# START OF Provided data

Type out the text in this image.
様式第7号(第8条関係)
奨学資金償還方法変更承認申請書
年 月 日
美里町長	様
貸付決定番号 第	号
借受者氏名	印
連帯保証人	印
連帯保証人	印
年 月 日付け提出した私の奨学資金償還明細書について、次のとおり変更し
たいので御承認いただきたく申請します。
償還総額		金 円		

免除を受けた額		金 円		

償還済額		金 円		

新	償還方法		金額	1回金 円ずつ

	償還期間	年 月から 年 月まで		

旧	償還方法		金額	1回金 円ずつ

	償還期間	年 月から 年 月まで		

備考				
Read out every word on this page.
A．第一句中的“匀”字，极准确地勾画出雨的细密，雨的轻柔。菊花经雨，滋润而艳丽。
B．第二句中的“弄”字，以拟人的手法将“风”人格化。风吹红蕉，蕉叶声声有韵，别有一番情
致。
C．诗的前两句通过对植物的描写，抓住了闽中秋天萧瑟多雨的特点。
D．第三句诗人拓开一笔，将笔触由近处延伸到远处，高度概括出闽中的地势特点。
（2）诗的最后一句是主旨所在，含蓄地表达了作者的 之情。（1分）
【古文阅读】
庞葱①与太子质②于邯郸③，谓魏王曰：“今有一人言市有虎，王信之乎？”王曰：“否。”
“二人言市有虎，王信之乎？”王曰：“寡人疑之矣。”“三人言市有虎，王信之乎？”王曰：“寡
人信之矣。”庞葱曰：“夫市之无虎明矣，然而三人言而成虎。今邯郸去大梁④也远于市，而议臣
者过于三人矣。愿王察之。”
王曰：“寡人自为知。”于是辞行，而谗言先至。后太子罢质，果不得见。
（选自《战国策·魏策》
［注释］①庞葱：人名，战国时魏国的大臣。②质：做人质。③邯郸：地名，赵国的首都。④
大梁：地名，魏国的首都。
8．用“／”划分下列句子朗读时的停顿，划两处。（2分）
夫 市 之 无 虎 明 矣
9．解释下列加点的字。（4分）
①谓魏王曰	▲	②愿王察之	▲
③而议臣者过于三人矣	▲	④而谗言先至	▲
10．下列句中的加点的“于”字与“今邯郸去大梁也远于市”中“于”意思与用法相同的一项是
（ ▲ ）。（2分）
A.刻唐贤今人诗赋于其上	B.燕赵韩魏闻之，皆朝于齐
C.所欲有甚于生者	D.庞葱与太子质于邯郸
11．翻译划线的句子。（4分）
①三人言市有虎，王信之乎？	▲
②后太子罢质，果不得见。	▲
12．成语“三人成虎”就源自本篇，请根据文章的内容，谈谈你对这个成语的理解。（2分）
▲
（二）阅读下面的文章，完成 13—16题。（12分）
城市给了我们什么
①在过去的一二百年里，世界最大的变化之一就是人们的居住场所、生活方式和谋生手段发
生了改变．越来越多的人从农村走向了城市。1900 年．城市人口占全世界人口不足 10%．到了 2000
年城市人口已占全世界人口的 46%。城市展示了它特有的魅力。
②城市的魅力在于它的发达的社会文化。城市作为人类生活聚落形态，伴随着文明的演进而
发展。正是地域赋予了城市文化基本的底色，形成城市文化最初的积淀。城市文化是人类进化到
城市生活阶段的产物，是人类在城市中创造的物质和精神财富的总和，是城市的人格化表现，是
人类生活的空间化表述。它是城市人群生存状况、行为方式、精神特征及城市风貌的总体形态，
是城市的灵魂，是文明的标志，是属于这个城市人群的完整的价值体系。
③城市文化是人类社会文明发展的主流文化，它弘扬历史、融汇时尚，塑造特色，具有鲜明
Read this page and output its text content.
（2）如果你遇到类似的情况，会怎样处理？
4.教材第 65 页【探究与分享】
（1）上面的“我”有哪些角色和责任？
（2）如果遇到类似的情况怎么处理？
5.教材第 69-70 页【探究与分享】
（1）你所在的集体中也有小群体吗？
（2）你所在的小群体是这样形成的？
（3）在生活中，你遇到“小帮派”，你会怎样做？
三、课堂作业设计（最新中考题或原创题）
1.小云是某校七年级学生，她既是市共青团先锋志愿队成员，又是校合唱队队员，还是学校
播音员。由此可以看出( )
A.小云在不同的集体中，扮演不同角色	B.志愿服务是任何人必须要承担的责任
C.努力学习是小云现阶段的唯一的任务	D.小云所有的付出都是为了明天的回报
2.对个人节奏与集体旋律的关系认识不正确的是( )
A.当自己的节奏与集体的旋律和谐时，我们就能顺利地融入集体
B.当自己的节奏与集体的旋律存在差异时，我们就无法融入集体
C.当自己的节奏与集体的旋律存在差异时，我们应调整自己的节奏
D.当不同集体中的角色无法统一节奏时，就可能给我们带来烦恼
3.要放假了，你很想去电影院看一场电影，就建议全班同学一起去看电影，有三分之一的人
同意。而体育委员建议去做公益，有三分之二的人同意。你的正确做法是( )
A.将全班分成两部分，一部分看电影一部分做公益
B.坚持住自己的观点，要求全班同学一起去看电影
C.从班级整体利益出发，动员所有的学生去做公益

# END OF Provided data

§ **What you need to do**
Restate every entry word for word.

§ **Exercise response**
Type out the text in this image.
様式第7号(第8条関係)
奨学資金償還方法変更承認申請書
年 月 日
美里町長	様
貸付決定番号 第	号
借受者氏名	印
連帯保証人	印
連帯保証人	印
年 月 日付け提出した私の奨学資金償還明細書について、次のとおり変更し
たいので御承認いただきたく申請します。
償還総額		金 円		

免除を受けた額		金 円		

償還済額		金 円		

新	償還方法		金額	1回金 円ずつ

	償還期間	年 月から 年 月まで		

旧	償還方法		金額	1回金 円ずつ

	償還期間	年 月から 年 月まで		

備考				
Read out every word on this page.
A．第一句中的“匀”字，极准确地勾画出雨的细密，雨的轻柔。菊花经雨，滋润而艳丽。
B．第二句中的“弄”字，以拟人的手法将“风”人格化。风吹红蕉，蕉叶声声有韵，别有一番情
致。
C．诗的前两句通过对植物的描写，抓住了闽中秋天萧瑟多雨的特点。
D．第三句诗人拓开一笔，将笔触由近处延伸到远处，高度概括出闽中的地势特点。
（2）诗的最后一句是主旨所在，含蓄地表达了作者的 之情。（1分）
【古文阅读】
庞葱①与太子质②于邯郸③，谓魏王曰：“今有一人言市有虎，王信之乎？”王曰：“否。”
“二人言市有虎，王信之乎？”王曰：“寡人疑之矣。”“三人言市有虎，王信之乎？”王曰：“寡
人信之矣。”庞葱曰：“夫市之无虎明矣，然而三人言而成虎。今邯郸去大梁④也远于市，而议臣
者过于三人矣。愿王察之。”
王曰：“寡人自为知。”于是辞行，而谗言先至。后太子罢质，果不得见。
（选自《战国策·魏策》
［注释］①庞葱：人名，战国时魏国的大臣。②质：做人质。③邯郸：地名，赵国的首都。④
大梁：地名，魏国的首都。
8．用“／”划分下列句子朗读时的停顿，划两处。（2分）
夫 市 之 无 虎 明 矣
9．解释下列加点的字。（4分）
①谓魏王曰	▲	②愿王察之	▲
③而议臣者过于三人矣	▲	④而谗言先至	▲
10．下列句中的加点的“于”字与“今邯郸去大梁也远于市”中“于”意思与用法相同的一项是
（ ▲ ）。（2分）
A.刻唐贤今人诗赋于其上	B.燕赵韩魏闻之，皆朝于齐
C.所欲有甚于生者	D.庞葱与太子质于邯郸
11．翻译划线的句子。（4分）
①三人言市有虎，王信之乎？	▲
②后太子罢质，果不得见。	▲
12．成语“三人成虎”就源自本篇，请根据文章的内容，谈谈你对这个成语的理解。（2分）
▲
（二）阅读下面的文章，完成 13—16题。（12分）
城市给了我们什么
①在过去的一二百年里，世界最大的变化之一就是人们的居住场所、生活方式和谋生手段发
生了改变．越来越多的人从农村走向了城市。1900 年．城市人口占全世界人口不足 10%．到了 2000
年城市人口已占全世界人口的 46%。城市展示了它特有的魅力。
②城市的魅力在于它的发达的社会文化。城市作为人类生活聚落形态，伴随着文明的演进而
发展。正是地域赋予了城市文化基本的底色，形成城市文化最初的积淀。城市文化是人类进化到
城市生活阶段的产物，是人类在城市中创造的物质和精神财富的总和，是城市的人格化表现，是
人类生活的空间化表述。它是城市人群生存状况、行为方式、精神特征及城市风貌的总体形态，
是城市的灵魂，是文明的标志，是属于这个城市人群的完整的价值体系。
③城市文化是人类社会文明发展的主流文化，它弘扬历史、融汇时尚，塑造特色，具有鲜明
Read this page and output its text content.
（2）如果你遇到类似的情况，会怎样处理？
4.教材第 65 页【探究与分享】
（1）上面的“我”有哪些角色和责任？
（2）如果遇到类似的情况怎么处理？
5.教材第 69-70 页【探究与分享】
（1）你所在的集体中也有小群体吗？
（2）你所在的小群体是这样形成的？
（3）在生活中，你遇到“小帮派”，你会怎样做？
三、课堂作业设计（最新中考题或原创题）
1.小云是某校七年级学生，她既是市共青团先锋志愿队成员，又是校合唱队队员，还是学校
播音员。由此可以看出( )
A.小云在不同的集体中，扮演不同角色	B.志愿服务是任何人必须要承担的责任
C.努力学习是小云现阶段的唯一的任务	D.小云所有的付出都是为了明天的回报
2.对个人节奏与集体旋律的关系认识不正确的是( )
A.当自己的节奏与集体的旋律和谐时，我们就能顺利地融入集体
B.当自己的节奏与集体的旋律存在差异时，我们就无法融入集体
C.当自己的节奏与集体的旋律存在差异时，我们应调整自己的节奏
D.当不同集体中的角色无法统一节奏时，就可能给我们带来烦恼
3.要放假了，你很想去电影院看一场电影，就建议全班同学一起去看电影，有三分之一的人
同意。而体育委员建议去做公益，有三分之二的人同意。你的正确做法是( )
A.将全班分成两部分，一部分看电影一部分做公益
B.坚持住自己的观点，要求全班同学一起去看电影
C.从班级整体利益出发，动员所有的学生去做公益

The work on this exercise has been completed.